__Exercise details__:
For the listing underneath, give the count of lines containing the string "xlabel" and nothing further.

***** Task material *****

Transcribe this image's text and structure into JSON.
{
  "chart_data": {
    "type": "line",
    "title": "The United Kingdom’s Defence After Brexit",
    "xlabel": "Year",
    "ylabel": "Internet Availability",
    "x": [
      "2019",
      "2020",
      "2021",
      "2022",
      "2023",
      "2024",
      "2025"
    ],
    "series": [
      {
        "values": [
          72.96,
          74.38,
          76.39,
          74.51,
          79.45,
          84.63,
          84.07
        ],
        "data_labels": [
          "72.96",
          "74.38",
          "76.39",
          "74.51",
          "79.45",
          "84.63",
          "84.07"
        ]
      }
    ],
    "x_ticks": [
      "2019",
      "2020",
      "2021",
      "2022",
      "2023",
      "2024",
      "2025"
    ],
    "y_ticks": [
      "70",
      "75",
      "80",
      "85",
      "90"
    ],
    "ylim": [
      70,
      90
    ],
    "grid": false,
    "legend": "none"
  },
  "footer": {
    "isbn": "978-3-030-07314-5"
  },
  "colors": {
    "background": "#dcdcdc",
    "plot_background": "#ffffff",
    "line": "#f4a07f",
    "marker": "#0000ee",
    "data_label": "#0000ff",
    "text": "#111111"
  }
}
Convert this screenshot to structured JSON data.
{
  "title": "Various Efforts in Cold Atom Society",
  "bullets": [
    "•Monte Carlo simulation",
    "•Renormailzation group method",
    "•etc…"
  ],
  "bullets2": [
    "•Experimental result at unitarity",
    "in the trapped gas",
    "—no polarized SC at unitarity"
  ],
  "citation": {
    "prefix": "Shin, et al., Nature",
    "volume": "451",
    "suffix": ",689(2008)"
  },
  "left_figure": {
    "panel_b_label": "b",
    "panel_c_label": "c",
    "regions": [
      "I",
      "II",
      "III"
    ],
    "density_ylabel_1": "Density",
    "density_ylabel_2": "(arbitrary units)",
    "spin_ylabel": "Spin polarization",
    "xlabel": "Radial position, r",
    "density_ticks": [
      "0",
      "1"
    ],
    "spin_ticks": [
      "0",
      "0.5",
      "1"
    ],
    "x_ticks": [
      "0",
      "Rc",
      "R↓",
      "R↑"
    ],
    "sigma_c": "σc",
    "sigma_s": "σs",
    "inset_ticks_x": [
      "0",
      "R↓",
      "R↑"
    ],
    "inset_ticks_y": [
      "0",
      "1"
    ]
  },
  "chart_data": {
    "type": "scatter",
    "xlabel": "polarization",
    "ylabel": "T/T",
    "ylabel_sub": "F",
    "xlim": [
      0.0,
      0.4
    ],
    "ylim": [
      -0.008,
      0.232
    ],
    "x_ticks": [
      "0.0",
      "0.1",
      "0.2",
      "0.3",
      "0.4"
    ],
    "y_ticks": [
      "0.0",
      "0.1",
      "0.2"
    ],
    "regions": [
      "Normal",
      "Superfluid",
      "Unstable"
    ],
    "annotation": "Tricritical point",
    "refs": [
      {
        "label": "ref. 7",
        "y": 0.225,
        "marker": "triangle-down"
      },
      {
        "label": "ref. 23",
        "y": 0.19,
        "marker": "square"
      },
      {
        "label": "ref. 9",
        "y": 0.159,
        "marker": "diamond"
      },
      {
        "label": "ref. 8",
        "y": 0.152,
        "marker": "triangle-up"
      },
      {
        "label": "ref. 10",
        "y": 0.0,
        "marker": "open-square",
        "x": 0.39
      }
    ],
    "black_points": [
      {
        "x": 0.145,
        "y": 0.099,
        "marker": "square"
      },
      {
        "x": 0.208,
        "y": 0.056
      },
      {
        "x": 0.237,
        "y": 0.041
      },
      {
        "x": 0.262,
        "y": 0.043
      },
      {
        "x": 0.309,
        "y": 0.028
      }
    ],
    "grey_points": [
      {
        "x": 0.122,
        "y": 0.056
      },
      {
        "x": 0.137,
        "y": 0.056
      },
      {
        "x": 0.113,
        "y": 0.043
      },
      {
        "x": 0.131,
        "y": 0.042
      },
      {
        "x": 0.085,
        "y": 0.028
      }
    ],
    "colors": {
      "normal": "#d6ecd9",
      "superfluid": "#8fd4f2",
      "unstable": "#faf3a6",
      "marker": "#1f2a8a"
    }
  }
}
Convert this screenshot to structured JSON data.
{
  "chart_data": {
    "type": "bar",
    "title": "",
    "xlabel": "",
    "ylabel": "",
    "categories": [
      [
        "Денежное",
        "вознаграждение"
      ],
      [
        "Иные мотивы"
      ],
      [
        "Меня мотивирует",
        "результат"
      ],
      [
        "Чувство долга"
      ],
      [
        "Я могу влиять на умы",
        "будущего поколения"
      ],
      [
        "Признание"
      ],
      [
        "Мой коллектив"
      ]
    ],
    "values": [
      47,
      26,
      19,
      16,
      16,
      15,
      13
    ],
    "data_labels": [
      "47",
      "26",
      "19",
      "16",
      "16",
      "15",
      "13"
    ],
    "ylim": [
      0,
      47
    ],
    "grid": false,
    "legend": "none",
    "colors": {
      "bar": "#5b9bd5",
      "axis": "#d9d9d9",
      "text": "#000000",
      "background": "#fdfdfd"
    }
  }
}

*****

__The output__:
4